* Request: Look through the data below. Pick out the lines holding the string "Sternberg".

* Records supplied:
— start —
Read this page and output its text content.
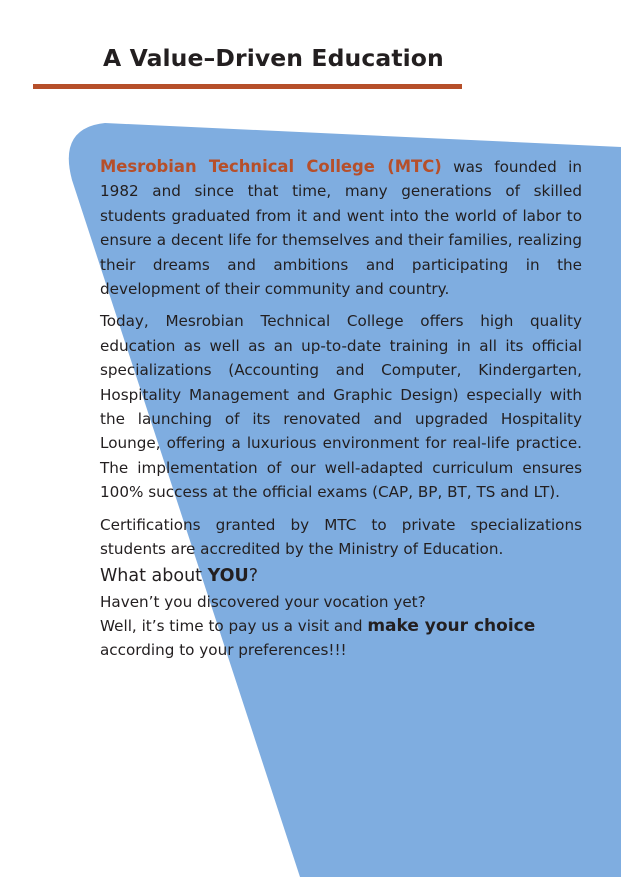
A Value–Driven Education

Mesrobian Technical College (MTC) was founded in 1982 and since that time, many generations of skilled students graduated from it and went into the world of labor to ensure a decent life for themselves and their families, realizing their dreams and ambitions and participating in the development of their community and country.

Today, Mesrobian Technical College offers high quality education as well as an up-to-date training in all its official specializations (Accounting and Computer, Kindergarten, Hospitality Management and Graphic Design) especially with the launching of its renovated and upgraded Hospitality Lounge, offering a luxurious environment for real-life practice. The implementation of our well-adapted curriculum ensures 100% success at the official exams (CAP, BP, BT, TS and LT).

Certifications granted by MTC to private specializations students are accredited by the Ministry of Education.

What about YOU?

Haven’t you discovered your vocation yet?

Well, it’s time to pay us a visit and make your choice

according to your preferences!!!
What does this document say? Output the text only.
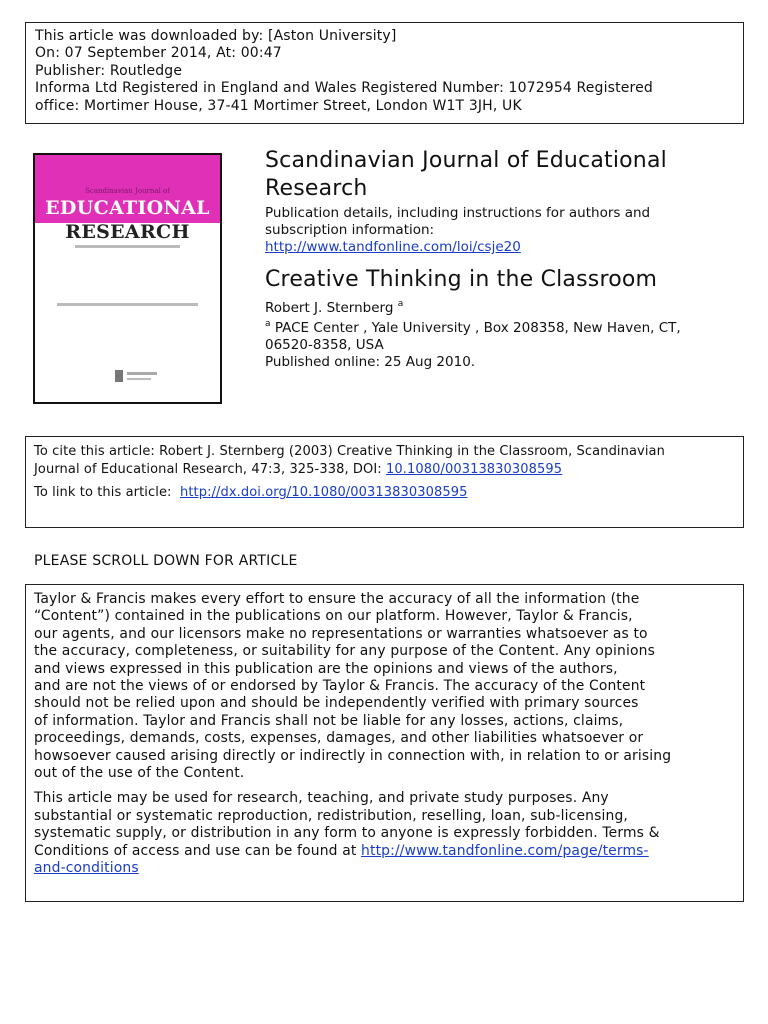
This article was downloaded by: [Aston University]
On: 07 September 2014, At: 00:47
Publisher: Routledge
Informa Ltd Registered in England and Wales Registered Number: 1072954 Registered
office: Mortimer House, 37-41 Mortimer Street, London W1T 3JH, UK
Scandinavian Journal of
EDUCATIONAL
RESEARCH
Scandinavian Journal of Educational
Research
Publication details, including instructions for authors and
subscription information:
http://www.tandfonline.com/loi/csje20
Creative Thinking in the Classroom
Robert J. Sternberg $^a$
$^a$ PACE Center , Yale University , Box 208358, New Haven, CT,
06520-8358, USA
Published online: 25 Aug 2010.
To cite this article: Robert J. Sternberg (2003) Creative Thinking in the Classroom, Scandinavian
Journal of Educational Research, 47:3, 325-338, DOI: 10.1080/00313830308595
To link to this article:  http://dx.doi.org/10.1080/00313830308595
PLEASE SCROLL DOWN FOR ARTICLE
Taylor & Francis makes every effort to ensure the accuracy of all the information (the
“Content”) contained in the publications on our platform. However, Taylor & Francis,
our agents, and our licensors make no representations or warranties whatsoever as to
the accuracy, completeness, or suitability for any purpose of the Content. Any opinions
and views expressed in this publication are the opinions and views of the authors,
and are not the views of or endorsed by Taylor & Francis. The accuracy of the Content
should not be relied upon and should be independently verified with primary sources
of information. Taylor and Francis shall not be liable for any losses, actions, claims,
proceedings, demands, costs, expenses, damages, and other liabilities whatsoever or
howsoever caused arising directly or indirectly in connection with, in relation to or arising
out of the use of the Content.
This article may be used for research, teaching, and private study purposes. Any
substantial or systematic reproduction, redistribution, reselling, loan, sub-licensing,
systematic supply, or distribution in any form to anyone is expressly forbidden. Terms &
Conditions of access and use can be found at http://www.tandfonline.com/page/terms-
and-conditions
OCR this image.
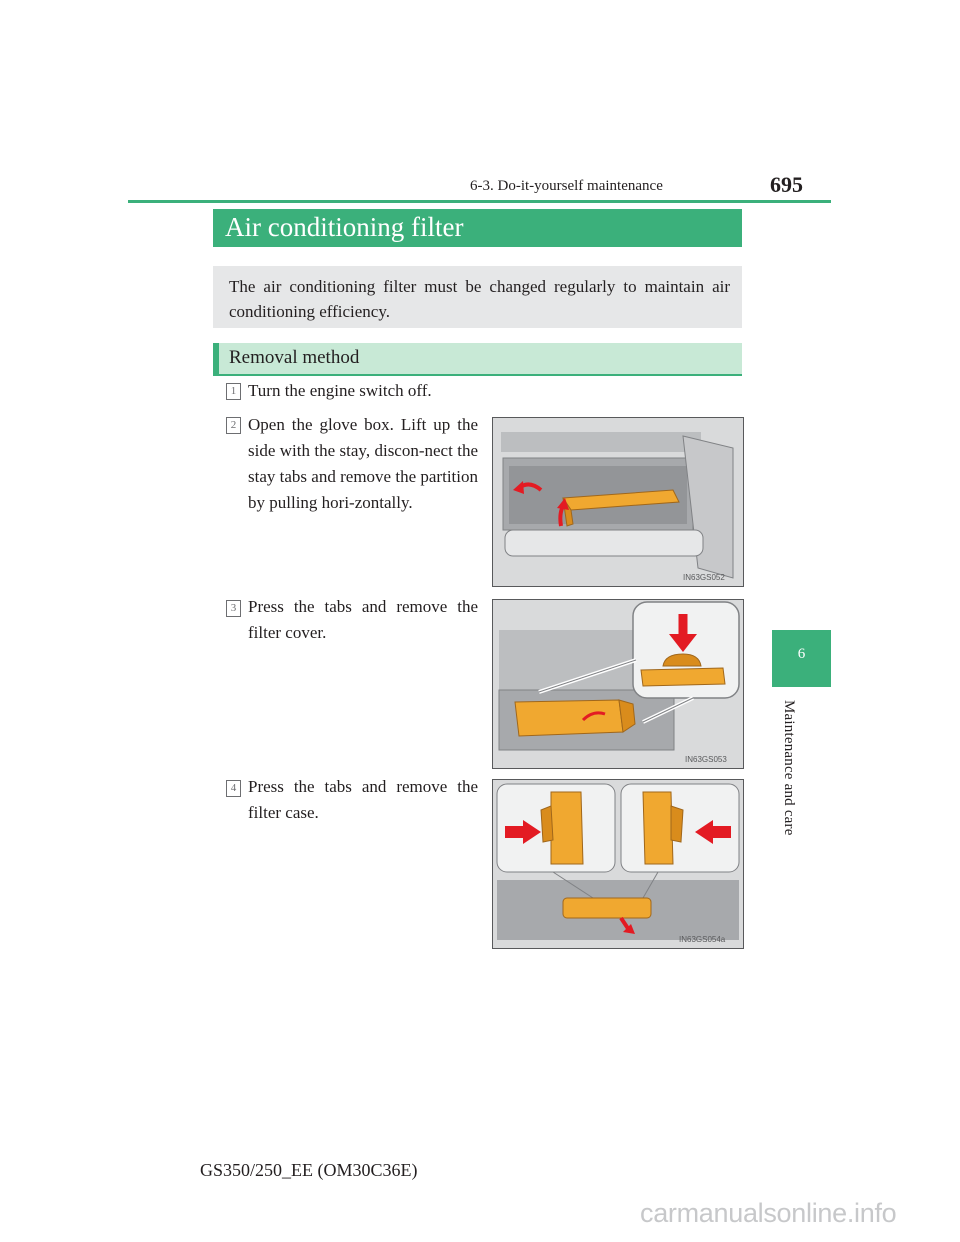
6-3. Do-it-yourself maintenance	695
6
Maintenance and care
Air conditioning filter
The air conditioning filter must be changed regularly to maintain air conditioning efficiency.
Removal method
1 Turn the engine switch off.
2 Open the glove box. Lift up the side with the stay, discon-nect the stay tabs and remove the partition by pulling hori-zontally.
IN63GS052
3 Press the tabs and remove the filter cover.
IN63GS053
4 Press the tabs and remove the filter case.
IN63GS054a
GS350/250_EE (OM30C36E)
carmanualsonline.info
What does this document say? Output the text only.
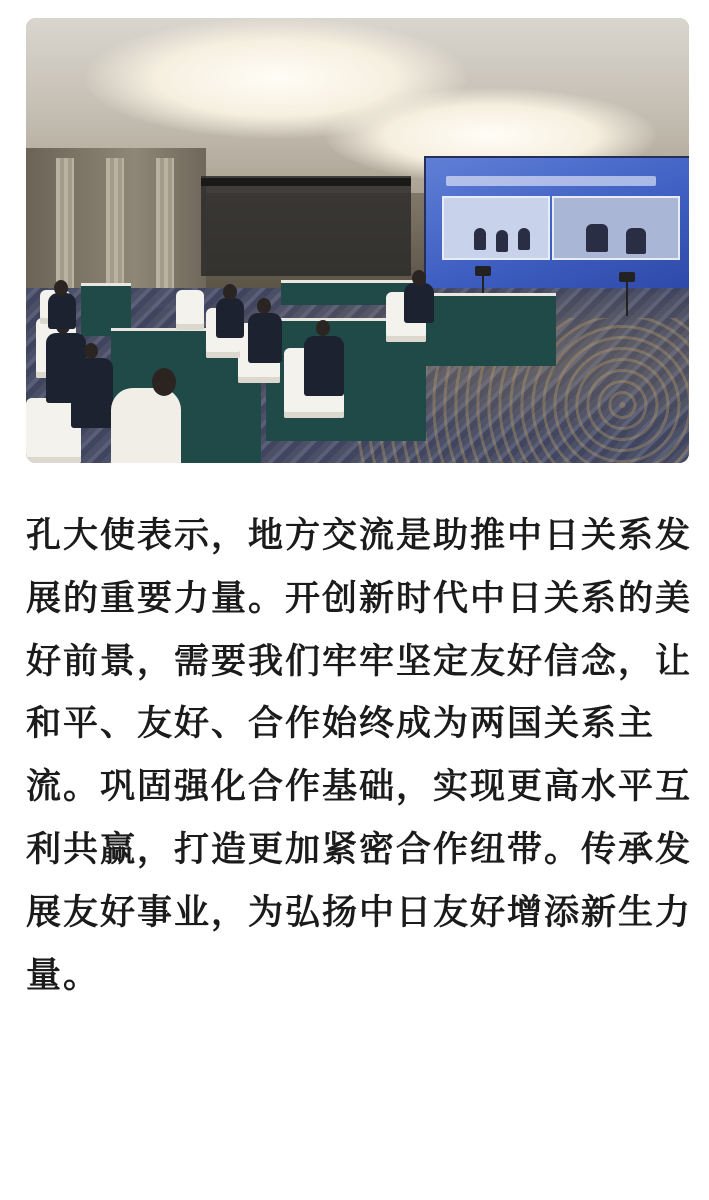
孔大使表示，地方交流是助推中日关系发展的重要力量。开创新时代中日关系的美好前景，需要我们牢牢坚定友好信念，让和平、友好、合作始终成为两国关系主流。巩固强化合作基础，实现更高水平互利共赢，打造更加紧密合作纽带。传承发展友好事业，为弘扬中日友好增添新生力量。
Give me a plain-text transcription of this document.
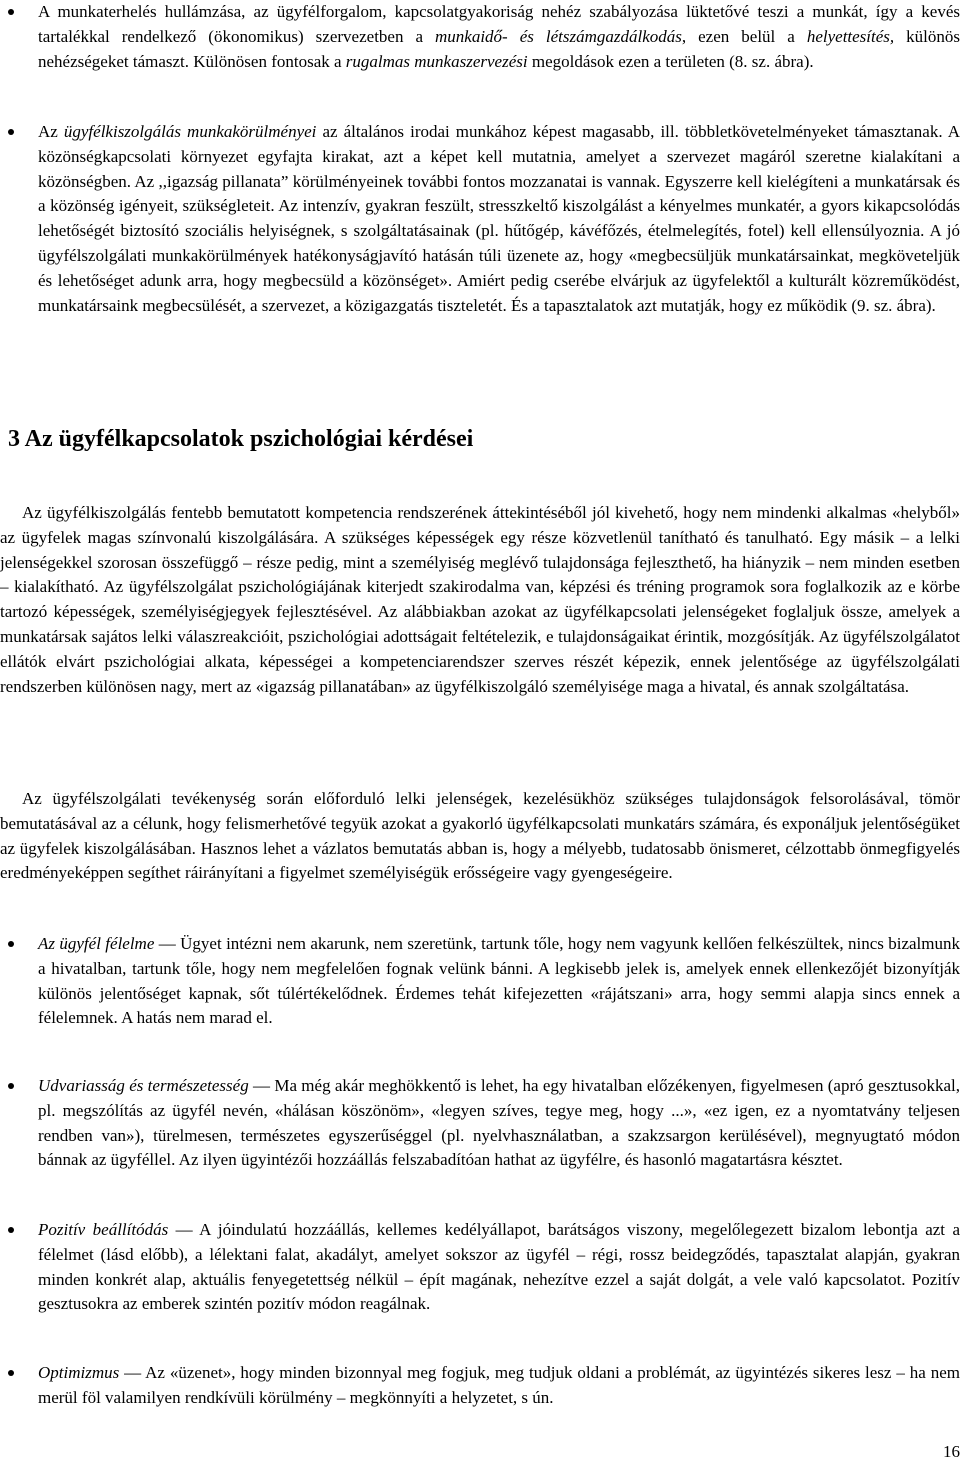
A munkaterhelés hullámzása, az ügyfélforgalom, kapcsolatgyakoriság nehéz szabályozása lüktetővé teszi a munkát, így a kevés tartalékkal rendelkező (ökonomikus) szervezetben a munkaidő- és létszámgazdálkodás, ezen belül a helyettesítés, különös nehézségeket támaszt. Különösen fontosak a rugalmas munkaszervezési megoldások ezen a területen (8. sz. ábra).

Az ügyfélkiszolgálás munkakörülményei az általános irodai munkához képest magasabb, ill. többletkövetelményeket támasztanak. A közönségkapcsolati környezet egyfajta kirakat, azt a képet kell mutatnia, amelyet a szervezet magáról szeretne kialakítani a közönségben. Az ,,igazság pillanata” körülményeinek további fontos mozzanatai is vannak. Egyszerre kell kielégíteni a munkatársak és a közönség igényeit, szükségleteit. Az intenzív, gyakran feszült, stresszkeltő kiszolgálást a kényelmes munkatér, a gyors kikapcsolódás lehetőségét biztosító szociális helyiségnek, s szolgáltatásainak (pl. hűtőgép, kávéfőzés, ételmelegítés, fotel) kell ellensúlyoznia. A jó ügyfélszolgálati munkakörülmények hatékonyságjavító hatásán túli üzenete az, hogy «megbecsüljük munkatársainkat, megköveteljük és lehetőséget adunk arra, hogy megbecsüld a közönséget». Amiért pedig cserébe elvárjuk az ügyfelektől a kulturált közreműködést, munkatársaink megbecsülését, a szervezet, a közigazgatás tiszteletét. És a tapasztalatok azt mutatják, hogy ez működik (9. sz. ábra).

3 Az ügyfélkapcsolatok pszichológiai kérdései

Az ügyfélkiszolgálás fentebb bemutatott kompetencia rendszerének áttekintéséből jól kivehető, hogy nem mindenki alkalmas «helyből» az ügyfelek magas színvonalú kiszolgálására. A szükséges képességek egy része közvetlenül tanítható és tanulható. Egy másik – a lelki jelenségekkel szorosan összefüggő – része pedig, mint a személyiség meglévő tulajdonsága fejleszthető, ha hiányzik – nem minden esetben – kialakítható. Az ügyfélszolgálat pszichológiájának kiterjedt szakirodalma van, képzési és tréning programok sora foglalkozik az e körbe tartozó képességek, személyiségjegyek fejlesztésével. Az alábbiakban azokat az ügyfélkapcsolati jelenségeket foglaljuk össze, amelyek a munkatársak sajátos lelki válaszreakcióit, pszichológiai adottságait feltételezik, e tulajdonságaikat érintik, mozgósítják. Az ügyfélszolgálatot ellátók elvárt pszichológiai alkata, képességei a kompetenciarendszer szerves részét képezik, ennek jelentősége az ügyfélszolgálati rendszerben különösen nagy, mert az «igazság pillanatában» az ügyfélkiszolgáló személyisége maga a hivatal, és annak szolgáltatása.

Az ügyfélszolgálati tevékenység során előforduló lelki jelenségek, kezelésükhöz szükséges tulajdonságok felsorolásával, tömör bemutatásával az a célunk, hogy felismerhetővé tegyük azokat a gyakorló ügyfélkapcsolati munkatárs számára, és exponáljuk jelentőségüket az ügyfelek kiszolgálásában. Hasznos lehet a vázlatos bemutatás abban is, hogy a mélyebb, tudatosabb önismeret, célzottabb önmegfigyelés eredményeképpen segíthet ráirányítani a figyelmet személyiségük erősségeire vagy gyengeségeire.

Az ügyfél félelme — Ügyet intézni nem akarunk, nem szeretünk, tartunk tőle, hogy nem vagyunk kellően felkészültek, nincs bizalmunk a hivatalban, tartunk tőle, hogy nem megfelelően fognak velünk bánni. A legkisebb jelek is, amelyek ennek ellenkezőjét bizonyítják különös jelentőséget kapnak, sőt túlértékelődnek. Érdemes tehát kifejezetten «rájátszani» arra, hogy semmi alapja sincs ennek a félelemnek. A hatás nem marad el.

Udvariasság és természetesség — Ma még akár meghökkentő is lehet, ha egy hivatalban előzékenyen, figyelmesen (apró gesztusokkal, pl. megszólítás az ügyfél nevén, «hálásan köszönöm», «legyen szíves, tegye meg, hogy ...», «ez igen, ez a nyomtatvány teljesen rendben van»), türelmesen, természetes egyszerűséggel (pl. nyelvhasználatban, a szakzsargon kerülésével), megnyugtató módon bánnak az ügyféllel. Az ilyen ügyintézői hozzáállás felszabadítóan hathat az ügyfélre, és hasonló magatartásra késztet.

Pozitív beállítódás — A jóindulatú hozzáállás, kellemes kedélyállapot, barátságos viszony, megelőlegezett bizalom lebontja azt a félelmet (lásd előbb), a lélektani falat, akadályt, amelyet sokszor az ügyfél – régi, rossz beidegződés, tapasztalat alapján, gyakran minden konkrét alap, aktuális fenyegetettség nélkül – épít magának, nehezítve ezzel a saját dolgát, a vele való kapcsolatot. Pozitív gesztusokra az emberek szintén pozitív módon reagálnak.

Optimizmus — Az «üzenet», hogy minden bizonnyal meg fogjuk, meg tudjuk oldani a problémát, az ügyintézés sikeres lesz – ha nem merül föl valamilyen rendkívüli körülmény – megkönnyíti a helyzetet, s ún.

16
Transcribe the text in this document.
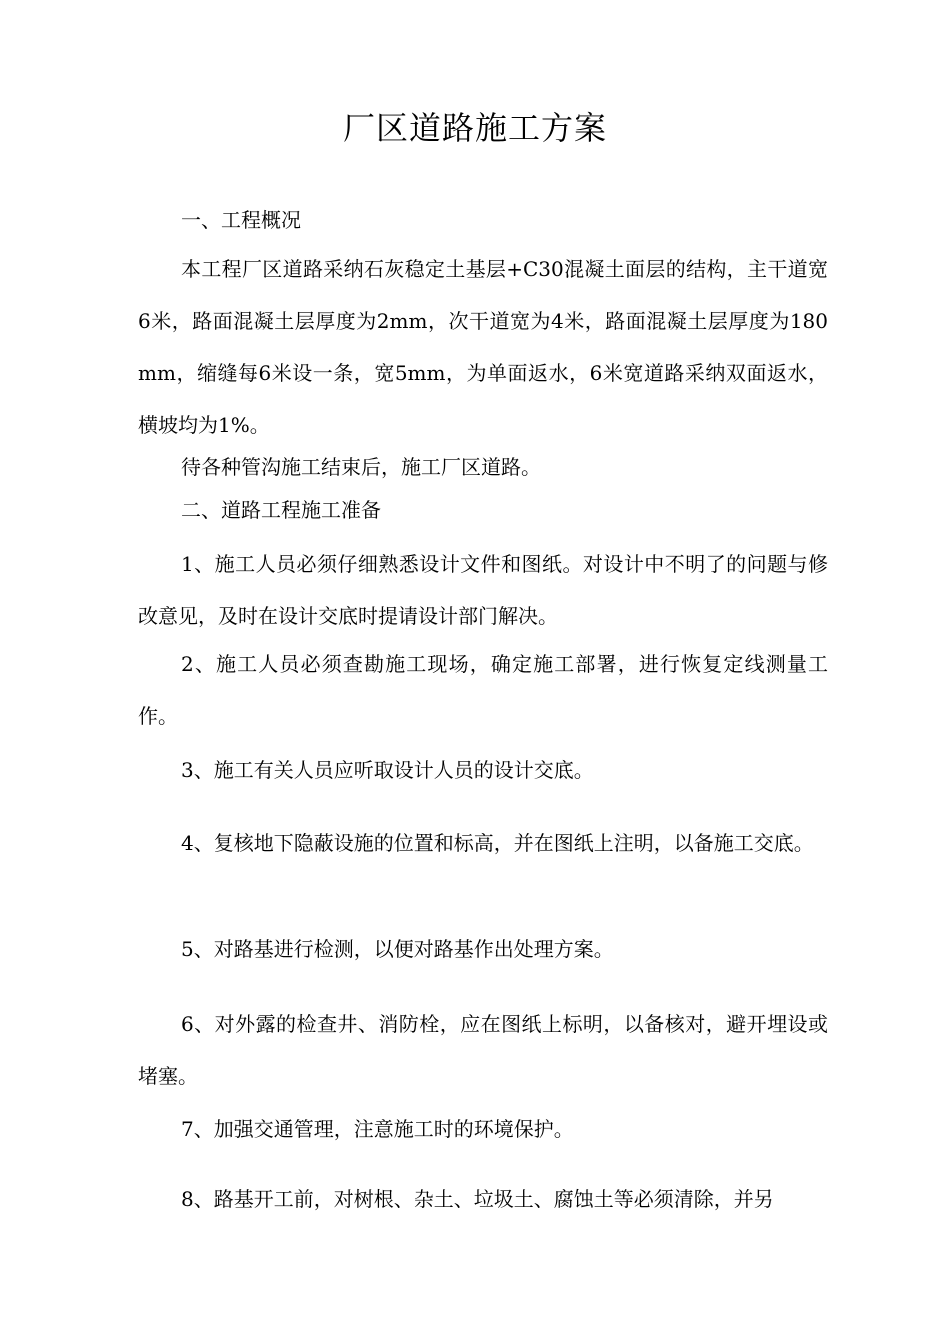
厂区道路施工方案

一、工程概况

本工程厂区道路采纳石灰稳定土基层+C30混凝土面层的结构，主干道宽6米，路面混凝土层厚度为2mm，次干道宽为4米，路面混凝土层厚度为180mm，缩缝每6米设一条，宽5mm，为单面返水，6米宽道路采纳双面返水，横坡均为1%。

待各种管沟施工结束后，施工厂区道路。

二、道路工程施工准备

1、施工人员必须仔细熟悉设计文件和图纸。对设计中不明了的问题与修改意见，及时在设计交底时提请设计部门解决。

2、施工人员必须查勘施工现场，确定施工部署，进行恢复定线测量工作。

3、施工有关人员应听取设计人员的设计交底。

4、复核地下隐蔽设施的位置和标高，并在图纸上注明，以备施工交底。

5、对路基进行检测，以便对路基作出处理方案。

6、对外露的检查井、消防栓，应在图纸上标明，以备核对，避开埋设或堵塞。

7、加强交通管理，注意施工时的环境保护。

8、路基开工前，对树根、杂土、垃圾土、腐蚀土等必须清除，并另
— end —
* The completed task:
Robert J. Sternberg $^a$
To cite this article: Robert J. Sternberg (2003) Creative Thinking in the Classroom, Scandinavian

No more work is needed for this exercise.